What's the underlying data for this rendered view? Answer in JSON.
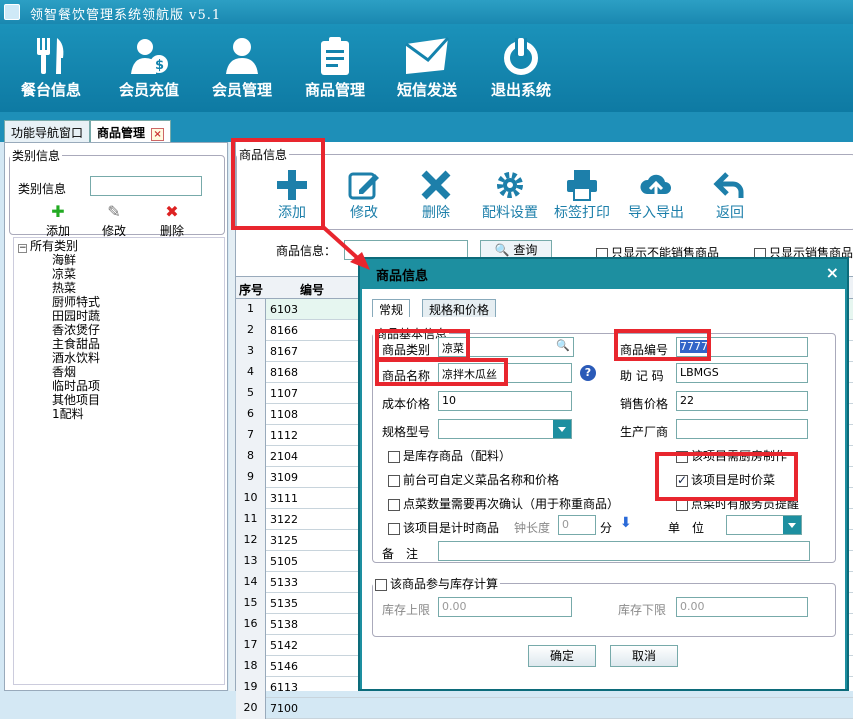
{
  "window": {
    "title": "领智餐饮管理系统领航版 v5.1"
  },
  "toolbar": [
    {
      "label": "餐台信息",
      "icon": "fork-knife-icon"
    },
    {
      "label": "会员充值",
      "icon": "member-money-icon"
    },
    {
      "label": "会员管理",
      "icon": "user-icon"
    },
    {
      "label": "商品管理",
      "icon": "clipboard-icon"
    },
    {
      "label": "短信发送",
      "icon": "envelope-icon"
    },
    {
      "label": "退出系统",
      "icon": "power-icon"
    }
  ],
  "tabs": {
    "nav": "功能导航窗口",
    "goods": "商品管理",
    "close": "×"
  },
  "left": {
    "group_title": "类别信息",
    "category_label": "类别信息",
    "buttons": {
      "add": "添加",
      "edit": "修改",
      "delete": "删除"
    },
    "tree_root": "所有类别",
    "tree_items": [
      "海鲜",
      "凉菜",
      "热菜",
      "厨师特式",
      "田园时蔬",
      "香浓煲仔",
      "主食甜品",
      "酒水饮料",
      "香烟",
      "临时品项",
      "其他项目",
      "1配料"
    ]
  },
  "right": {
    "group_title": "商品信息",
    "buttons": [
      {
        "label": "添加",
        "icon": "plus-icon"
      },
      {
        "label": "修改",
        "icon": "edit-icon"
      },
      {
        "label": "删除",
        "icon": "delete-x-icon"
      },
      {
        "label": "配料设置",
        "icon": "gear-icon"
      },
      {
        "label": "标签打印",
        "icon": "printer-icon"
      },
      {
        "label": "导入导出",
        "icon": "cloud-upload-icon"
      },
      {
        "label": "返回",
        "icon": "back-arrow-icon"
      }
    ],
    "search_label": "商品信息：",
    "search_button": "查询",
    "only_unsold": "只显示不能销售商品",
    "only_sold": "只显示销售商品",
    "grid": {
      "headers": [
        "序号",
        "编号"
      ],
      "rows": [
        {
          "no": "1",
          "code": "6103"
        },
        {
          "no": "2",
          "code": "8166"
        },
        {
          "no": "3",
          "code": "8167"
        },
        {
          "no": "4",
          "code": "8168"
        },
        {
          "no": "5",
          "code": "1107"
        },
        {
          "no": "6",
          "code": "1108"
        },
        {
          "no": "7",
          "code": "1112"
        },
        {
          "no": "8",
          "code": "2104"
        },
        {
          "no": "9",
          "code": "3109"
        },
        {
          "no": "10",
          "code": "3111"
        },
        {
          "no": "11",
          "code": "3122"
        },
        {
          "no": "12",
          "code": "3125"
        },
        {
          "no": "13",
          "code": "5105"
        },
        {
          "no": "14",
          "code": "5133"
        },
        {
          "no": "15",
          "code": "5135"
        },
        {
          "no": "16",
          "code": "5138"
        },
        {
          "no": "17",
          "code": "5142"
        },
        {
          "no": "18",
          "code": "5146"
        },
        {
          "no": "19",
          "code": "6113"
        },
        {
          "no": "20",
          "code": "7100"
        }
      ]
    }
  },
  "modal": {
    "title": "商品信息",
    "close": "×",
    "tabs": [
      "常规",
      "规格和价格"
    ],
    "basic_group": "商品基本信息",
    "fields": {
      "category_label": "商品类别",
      "category_value": "凉菜",
      "code_label": "商品编号",
      "code_value": "7777",
      "name_label": "商品名称",
      "name_value": "凉拌木瓜丝",
      "mnemonic_label": "助 记 码",
      "mnemonic_value": "LBMGS",
      "cost_label": "成本价格",
      "cost_value": "10",
      "sale_label": "销售价格",
      "sale_value": "22",
      "spec_label": "规格型号",
      "spec_value": "",
      "maker_label": "生产厂商",
      "maker_value": "",
      "minutes_label": "钟长度",
      "minutes_value": "0",
      "minutes_unit": "分",
      "unit_label": "单　位",
      "unit_value": "",
      "remark_label": "备　注",
      "remark_value": ""
    },
    "checks": {
      "stock_item": {
        "label": "是库存商品（配料）",
        "checked": false
      },
      "need_kitchen": {
        "label": "该项目需厨房制作",
        "checked": false
      },
      "custom_name_price": {
        "label": "前台可自定义菜品名称和价格",
        "checked": false
      },
      "market_price": {
        "label": "该项目是时价菜",
        "checked": true
      },
      "confirm_qty": {
        "label": "点菜数量需要再次确认（用于称重商品）",
        "checked": false
      },
      "service_prompt": {
        "label": "点菜时有服务员提醒",
        "checked": false
      },
      "timed_item": {
        "label": "该项目是计时商品",
        "checked": false
      }
    },
    "stock_group": {
      "title": "该商品参与库存计算",
      "upper_label": "库存上限",
      "upper_value": "0.00",
      "lower_label": "库存下限",
      "lower_value": "0.00"
    },
    "ok": "确定",
    "cancel": "取消"
  },
  "colors": {
    "highlight": "#e8262e",
    "toolbar": "#1b92ba",
    "dialog_frame": "#1d8fa0"
  }
}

REQUIREMENTS =>
Quote every line of the records above exactly; no picture is to be copied.

COMPLETED TASK =>
What's the underlying data for this rendered view? Answer in JSON.
{
  "window": {
    "title": "领智餐饮管理系统领航版 v5.1"
  },
  "toolbar": [
    {
      "label": "餐台信息",
      "icon": "fork-knife-icon"
    },
    {
      "label": "会员充值",
      "icon": "member-money-icon"
    },
    {
      "label": "会员管理",
      "icon": "user-icon"
    },
    {
      "label": "商品管理",
      "icon": "clipboard-icon"
    },
    {
      "label": "短信发送",
      "icon": "envelope-icon"
    },
    {
      "label": "退出系统",
      "icon": "power-icon"
    }
  ],
  "tabs": {
    "nav": "功能导航窗口",
    "goods": "商品管理",
    "close": "×"
  },
  "left": {
    "group_title": "类别信息",
    "category_label": "类别信息",
    "buttons": {
      "add": "添加",
      "edit": "修改",
      "delete": "删除"
    },
    "tree_root": "所有类别",
    "tree_items": [
      "海鲜",
      "凉菜",
      "热菜",
      "厨师特式",
      "田园时蔬",
      "香浓煲仔",
      "主食甜品",
      "酒水饮料",
      "香烟",
      "临时品项",
      "其他项目",
      "1配料"
    ]
  },
  "right": {
    "group_title": "商品信息",
    "buttons": [
      {
        "label": "添加",
        "icon": "plus-icon"
      },
      {
        "label": "修改",
        "icon": "edit-icon"
      },
      {
        "label": "删除",
        "icon": "delete-x-icon"
      },
      {
        "label": "配料设置",
        "icon": "gear-icon"
      },
      {
        "label": "标签打印",
        "icon": "printer-icon"
      },
      {
        "label": "导入导出",
        "icon": "cloud-upload-icon"
      },
      {
        "label": "返回",
        "icon": "back-arrow-icon"
      }
    ],
    "search_label": "商品信息：",
    "search_button": "查询",
    "only_unsold": "只显示不能销售商品",
    "only_sold": "只显示销售商品",
    "grid": {
      "headers": [
        "序号",
        "编号"
      ],
      "rows": [
        {
          "no": "1",
          "code": "6103"
        },
        {
          "no": "2",
          "code": "8166"
        },
        {
          "no": "3",
          "code": "8167"
        },
        {
          "no": "4",
          "code": "8168"
        },
        {
          "no": "5",
          "code": "1107"
        },
        {
          "no": "6",
          "code": "1108"
        },
        {
          "no": "7",
          "code": "1112"
        },
        {
          "no": "8",
          "code": "2104"
        },
        {
          "no": "9",
          "code": "3109"
        },
        {
          "no": "10",
          "code": "3111"
        },
        {
          "no": "11",
          "code": "3122"
        },
        {
          "no": "12",
          "code": "3125"
        },
        {
          "no": "13",
          "code": "5105"
        },
        {
          "no": "14",
          "code": "5133"
        },
        {
          "no": "15",
          "code": "5135"
        },
        {
          "no": "16",
          "code": "5138"
        },
        {
          "no": "17",
          "code": "5142"
        },
        {
          "no": "18",
          "code": "5146"
        },
        {
          "no": "19",
          "code": "6113"
        },
        {
          "no": "20",
          "code": "7100"
        }
      ]
    }
  },
  "modal": {
    "title": "商品信息",
    "close": "×",
    "tabs": [
      "常规",
      "规格和价格"
    ],
    "basic_group": "商品基本信息",
    "fields": {
      "category_label": "商品类别",
      "category_value": "凉菜",
      "code_label": "商品编号",
      "code_value": "7777",
      "name_label": "商品名称",
      "name_value": "凉拌木瓜丝",
      "mnemonic_label": "助 记 码",
      "mnemonic_value": "LBMGS",
      "cost_label": "成本价格",
      "cost_value": "10",
      "sale_label": "销售价格",
      "sale_value": "22",
      "spec_label": "规格型号",
      "spec_value": "",
      "maker_label": "生产厂商",
      "maker_value": "",
      "minutes_label": "钟长度",
      "minutes_value": "0",
      "minutes_unit": "分",
      "unit_label": "单　位",
      "unit_value": "",
      "remark_label": "备　注",
      "remark_value": ""
    },
    "checks": {
      "stock_item": {
        "label": "是库存商品（配料）",
        "checked": false
      },
      "need_kitchen": {
        "label": "该项目需厨房制作",
        "checked": false
      },
      "custom_name_price": {
        "label": "前台可自定义菜品名称和价格",
        "checked": false
      },
      "market_price": {
        "label": "该项目是时价菜",
        "checked": true
      },
      "confirm_qty": {
        "label": "点菜数量需要再次确认（用于称重商品）",
        "checked": false
      },
      "service_prompt": {
        "label": "点菜时有服务员提醒",
        "checked": false
      },
      "timed_item": {
        "label": "该项目是计时商品",
        "checked": false
      }
    },
    "stock_group": {
      "title": "该商品参与库存计算",
      "upper_label": "库存上限",
      "upper_value": "0.00",
      "lower_label": "库存下限",
      "lower_value": "0.00"
    },
    "ok": "确定",
    "cancel": "取消"
  },
  "colors": {
    "highlight": "#e8262e",
    "toolbar": "#1b92ba",
    "dialog_frame": "#1d8fa0"
  }
}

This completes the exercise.